**Collected data:**
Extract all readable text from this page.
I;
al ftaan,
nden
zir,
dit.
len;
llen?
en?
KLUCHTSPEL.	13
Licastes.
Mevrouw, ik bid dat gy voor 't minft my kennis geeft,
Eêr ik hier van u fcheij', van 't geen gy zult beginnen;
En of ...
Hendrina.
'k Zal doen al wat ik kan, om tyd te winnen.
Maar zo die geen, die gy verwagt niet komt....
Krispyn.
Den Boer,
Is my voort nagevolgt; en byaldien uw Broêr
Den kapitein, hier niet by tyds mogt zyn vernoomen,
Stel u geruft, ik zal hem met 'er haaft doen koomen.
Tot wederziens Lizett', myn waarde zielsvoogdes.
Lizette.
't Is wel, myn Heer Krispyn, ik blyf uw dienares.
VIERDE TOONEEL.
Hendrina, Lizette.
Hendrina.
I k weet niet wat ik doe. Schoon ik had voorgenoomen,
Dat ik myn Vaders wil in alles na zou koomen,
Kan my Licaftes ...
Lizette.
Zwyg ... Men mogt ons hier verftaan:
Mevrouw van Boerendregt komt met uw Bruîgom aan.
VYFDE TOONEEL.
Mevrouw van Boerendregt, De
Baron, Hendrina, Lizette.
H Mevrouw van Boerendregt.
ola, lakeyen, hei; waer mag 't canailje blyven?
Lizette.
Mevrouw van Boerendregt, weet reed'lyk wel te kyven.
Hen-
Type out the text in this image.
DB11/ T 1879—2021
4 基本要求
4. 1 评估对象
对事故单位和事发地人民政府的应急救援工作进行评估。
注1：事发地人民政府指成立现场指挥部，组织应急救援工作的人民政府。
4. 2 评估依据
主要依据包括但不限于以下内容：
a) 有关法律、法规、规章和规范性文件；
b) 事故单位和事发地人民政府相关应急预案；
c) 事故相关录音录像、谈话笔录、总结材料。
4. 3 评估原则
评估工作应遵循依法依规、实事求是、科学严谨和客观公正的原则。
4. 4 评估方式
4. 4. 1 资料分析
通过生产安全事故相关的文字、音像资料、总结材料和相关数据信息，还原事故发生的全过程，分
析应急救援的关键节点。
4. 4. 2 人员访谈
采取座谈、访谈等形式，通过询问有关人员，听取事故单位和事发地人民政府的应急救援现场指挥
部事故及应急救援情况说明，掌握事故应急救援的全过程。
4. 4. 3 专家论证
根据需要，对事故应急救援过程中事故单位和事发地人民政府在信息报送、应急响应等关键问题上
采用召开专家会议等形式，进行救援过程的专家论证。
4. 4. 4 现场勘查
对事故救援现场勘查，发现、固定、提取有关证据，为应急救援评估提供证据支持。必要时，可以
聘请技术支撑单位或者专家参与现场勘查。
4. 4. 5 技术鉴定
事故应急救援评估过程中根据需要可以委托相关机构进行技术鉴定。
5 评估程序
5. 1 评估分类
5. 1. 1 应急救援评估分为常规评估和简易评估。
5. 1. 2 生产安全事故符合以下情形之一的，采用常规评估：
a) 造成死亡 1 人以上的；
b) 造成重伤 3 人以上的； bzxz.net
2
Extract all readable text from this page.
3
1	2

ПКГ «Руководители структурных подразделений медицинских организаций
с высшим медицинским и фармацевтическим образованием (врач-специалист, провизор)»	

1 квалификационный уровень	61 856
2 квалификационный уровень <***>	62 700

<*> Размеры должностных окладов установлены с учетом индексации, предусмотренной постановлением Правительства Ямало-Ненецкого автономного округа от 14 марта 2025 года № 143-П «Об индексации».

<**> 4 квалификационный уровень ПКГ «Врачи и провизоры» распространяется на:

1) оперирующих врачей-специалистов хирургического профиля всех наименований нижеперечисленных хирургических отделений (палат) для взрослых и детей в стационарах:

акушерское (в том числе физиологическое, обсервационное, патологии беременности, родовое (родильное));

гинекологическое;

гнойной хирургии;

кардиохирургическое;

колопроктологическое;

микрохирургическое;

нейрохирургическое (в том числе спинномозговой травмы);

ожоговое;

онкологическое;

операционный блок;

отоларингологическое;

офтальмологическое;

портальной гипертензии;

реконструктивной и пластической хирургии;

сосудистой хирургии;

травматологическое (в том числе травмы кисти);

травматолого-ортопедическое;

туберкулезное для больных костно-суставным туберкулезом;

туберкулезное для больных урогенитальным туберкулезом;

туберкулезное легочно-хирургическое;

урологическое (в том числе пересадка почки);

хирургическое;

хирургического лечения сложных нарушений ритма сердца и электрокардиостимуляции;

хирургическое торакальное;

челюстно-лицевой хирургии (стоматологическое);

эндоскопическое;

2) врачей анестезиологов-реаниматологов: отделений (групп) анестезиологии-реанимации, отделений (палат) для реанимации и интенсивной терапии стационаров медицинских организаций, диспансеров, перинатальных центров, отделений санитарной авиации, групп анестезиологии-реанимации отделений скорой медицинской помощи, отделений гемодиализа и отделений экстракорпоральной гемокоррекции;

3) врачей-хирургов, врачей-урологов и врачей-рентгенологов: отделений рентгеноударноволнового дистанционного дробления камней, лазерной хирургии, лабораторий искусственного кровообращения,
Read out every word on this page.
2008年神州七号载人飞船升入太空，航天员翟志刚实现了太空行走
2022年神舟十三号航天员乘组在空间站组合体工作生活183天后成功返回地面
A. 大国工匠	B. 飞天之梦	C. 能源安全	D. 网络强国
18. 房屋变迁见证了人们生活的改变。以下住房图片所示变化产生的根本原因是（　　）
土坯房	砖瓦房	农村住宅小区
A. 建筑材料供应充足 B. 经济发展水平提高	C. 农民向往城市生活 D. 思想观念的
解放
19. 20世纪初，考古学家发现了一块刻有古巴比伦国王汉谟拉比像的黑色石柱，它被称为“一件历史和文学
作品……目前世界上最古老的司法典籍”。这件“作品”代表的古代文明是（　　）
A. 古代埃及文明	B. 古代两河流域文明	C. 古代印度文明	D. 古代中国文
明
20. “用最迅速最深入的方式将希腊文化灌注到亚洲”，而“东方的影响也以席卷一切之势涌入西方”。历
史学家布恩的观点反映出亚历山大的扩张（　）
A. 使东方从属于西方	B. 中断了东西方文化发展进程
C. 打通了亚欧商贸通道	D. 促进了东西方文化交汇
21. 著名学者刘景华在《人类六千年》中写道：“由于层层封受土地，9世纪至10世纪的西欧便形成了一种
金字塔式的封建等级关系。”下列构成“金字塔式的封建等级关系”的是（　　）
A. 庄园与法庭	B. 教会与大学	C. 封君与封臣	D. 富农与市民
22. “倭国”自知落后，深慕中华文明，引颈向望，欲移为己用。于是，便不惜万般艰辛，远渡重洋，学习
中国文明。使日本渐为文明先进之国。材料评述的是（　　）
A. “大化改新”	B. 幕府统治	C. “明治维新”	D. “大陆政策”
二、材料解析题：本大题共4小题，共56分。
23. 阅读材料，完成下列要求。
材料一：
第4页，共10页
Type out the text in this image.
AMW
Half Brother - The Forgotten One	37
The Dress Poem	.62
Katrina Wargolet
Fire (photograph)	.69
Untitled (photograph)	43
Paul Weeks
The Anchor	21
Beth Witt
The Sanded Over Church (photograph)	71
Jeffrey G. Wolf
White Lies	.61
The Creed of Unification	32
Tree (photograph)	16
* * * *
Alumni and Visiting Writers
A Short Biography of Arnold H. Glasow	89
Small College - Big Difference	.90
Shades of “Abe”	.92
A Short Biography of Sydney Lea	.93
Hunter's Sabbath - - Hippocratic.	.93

**Prompt:** Using the data above, copy each line that contains "туберкулезом".

**Answer for this exercise:**
туберкулезное для больных костно-суставным туберкулезом;
туберкулезное для больных урогенитальным туберкулезом;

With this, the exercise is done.